[begin ENTRIES]

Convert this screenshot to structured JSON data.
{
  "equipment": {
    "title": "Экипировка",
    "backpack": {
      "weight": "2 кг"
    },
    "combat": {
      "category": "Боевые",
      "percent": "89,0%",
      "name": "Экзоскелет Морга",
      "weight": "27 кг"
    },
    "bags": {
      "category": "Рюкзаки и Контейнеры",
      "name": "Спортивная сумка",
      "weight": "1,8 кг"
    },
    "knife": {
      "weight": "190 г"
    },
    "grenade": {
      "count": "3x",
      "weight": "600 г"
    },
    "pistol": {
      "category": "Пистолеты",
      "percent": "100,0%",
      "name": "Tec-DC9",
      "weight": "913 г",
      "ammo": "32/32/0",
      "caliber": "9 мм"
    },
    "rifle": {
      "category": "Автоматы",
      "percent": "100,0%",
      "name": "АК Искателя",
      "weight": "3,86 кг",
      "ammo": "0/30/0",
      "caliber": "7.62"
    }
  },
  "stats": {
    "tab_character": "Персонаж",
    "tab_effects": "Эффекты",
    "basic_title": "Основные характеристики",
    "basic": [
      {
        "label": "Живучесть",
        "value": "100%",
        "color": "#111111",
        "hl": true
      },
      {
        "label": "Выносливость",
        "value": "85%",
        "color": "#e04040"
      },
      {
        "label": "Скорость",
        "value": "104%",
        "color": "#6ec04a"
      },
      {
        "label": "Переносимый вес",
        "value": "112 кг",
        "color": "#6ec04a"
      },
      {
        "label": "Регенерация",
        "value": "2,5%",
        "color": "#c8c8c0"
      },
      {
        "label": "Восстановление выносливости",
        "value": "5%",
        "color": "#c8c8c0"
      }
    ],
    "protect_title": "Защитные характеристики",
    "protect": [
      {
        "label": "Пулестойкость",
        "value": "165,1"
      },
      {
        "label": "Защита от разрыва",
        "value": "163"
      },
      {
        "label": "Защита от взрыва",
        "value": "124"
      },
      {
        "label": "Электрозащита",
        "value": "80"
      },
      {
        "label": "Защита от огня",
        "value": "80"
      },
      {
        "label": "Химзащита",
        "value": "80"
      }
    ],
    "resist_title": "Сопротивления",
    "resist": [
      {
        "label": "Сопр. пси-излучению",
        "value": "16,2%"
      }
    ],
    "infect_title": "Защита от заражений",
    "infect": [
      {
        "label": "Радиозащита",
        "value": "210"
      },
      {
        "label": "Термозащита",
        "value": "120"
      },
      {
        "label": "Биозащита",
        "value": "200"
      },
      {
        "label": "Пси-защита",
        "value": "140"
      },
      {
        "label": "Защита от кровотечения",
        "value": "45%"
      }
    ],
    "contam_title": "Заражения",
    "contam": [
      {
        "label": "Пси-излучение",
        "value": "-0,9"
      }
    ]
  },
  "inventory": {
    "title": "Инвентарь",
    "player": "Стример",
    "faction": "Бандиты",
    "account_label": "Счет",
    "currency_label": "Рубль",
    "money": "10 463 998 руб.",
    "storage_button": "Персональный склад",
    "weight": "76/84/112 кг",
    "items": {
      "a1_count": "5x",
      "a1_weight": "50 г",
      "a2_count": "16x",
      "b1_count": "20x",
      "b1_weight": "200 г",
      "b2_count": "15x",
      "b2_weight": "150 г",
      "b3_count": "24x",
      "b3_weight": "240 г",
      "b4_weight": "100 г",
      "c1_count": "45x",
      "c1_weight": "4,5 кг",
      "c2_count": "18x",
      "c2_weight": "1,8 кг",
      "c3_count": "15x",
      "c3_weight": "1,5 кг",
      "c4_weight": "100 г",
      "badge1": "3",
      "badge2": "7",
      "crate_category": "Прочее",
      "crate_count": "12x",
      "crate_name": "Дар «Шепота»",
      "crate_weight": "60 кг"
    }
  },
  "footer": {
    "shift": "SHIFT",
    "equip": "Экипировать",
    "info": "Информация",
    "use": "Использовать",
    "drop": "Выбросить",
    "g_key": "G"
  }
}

[end ENTRIES]

● **WRITTEN REQUEST**:
Please return the data above exactly as given.

● **EXERCISE SOLUTION**:
Convert this screenshot to structured JSON data.
{
  "equipment": {
    "title": "Экипировка",
    "backpack": {
      "weight": "2 кг"
    },
    "combat": {
      "category": "Боевые",
      "percent": "89,0%",
      "name": "Экзоскелет Морга",
      "weight": "27 кг"
    },
    "bags": {
      "category": "Рюкзаки и Контейнеры",
      "name": "Спортивная сумка",
      "weight": "1,8 кг"
    },
    "knife": {
      "weight": "190 г"
    },
    "grenade": {
      "count": "3x",
      "weight": "600 г"
    },
    "pistol": {
      "category": "Пистолеты",
      "percent": "100,0%",
      "name": "Tec-DC9",
      "weight": "913 г",
      "ammo": "32/32/0",
      "caliber": "9 мм"
    },
    "rifle": {
      "category": "Автоматы",
      "percent": "100,0%",
      "name": "АК Искателя",
      "weight": "3,86 кг",
      "ammo": "0/30/0",
      "caliber": "7.62"
    }
  },
  "stats": {
    "tab_character": "Персонаж",
    "tab_effects": "Эффекты",
    "basic_title": "Основные характеристики",
    "basic": [
      {
        "label": "Живучесть",
        "value": "100%",
        "color": "#111111",
        "hl": true
      },
      {
        "label": "Выносливость",
        "value": "85%",
        "color": "#e04040"
      },
      {
        "label": "Скорость",
        "value": "104%",
        "color": "#6ec04a"
      },
      {
        "label": "Переносимый вес",
        "value": "112 кг",
        "color": "#6ec04a"
      },
      {
        "label": "Регенерация",
        "value": "2,5%",
        "color": "#c8c8c0"
      },
      {
        "label": "Восстановление выносливости",
        "value": "5%",
        "color": "#c8c8c0"
      }
    ],
    "protect_title": "Защитные характеристики",
    "protect": [
      {
        "label": "Пулестойкость",
        "value": "165,1"
      },
      {
        "label": "Защита от разрыва",
        "value": "163"
      },
      {
        "label": "Защита от взрыва",
        "value": "124"
      },
      {
        "label": "Электрозащита",
        "value": "80"
      },
      {
        "label": "Защита от огня",
        "value": "80"
      },
      {
        "label": "Химзащита",
        "value": "80"
      }
    ],
    "resist_title": "Сопротивления",
    "resist": [
      {
        "label": "Сопр. пси-излучению",
        "value": "16,2%"
      }
    ],
    "infect_title": "Защита от заражений",
    "infect": [
      {
        "label": "Радиозащита",
        "value": "210"
      },
      {
        "label": "Термозащита",
        "value": "120"
      },
      {
        "label": "Биозащита",
        "value": "200"
      },
      {
        "label": "Пси-защита",
        "value": "140"
      },
      {
        "label": "Защита от кровотечения",
        "value": "45%"
      }
    ],
    "contam_title": "Заражения",
    "contam": [
      {
        "label": "Пси-излучение",
        "value": "-0,9"
      }
    ]
  },
  "inventory": {
    "title": "Инвентарь",
    "player": "Стример",
    "faction": "Бандиты",
    "account_label": "Счет",
    "currency_label": "Рубль",
    "money": "10 463 998 руб.",
    "storage_button": "Персональный склад",
    "weight": "76/84/112 кг",
    "items": {
      "a1_count": "5x",
      "a1_weight": "50 г",
      "a2_count": "16x",
      "b1_count": "20x",
      "b1_weight": "200 г",
      "b2_count": "15x",
      "b2_weight": "150 г",
      "b3_count": "24x",
      "b3_weight": "240 г",
      "b4_weight": "100 г",
      "c1_count": "45x",
      "c1_weight": "4,5 кг",
      "c2_count": "18x",
      "c2_weight": "1,8 кг",
      "c3_count": "15x",
      "c3_weight": "1,5 кг",
      "c4_weight": "100 г",
      "badge1": "3",
      "badge2": "7",
      "crate_category": "Прочее",
      "crate_count": "12x",
      "crate_name": "Дар «Шепота»",
      "crate_weight": "60 кг"
    }
  },
  "footer": {
    "shift": "SHIFT",
    "equip": "Экипировать",
    "info": "Информация",
    "use": "Использовать",
    "drop": "Выбросить",
    "g_key": "G"
  }
}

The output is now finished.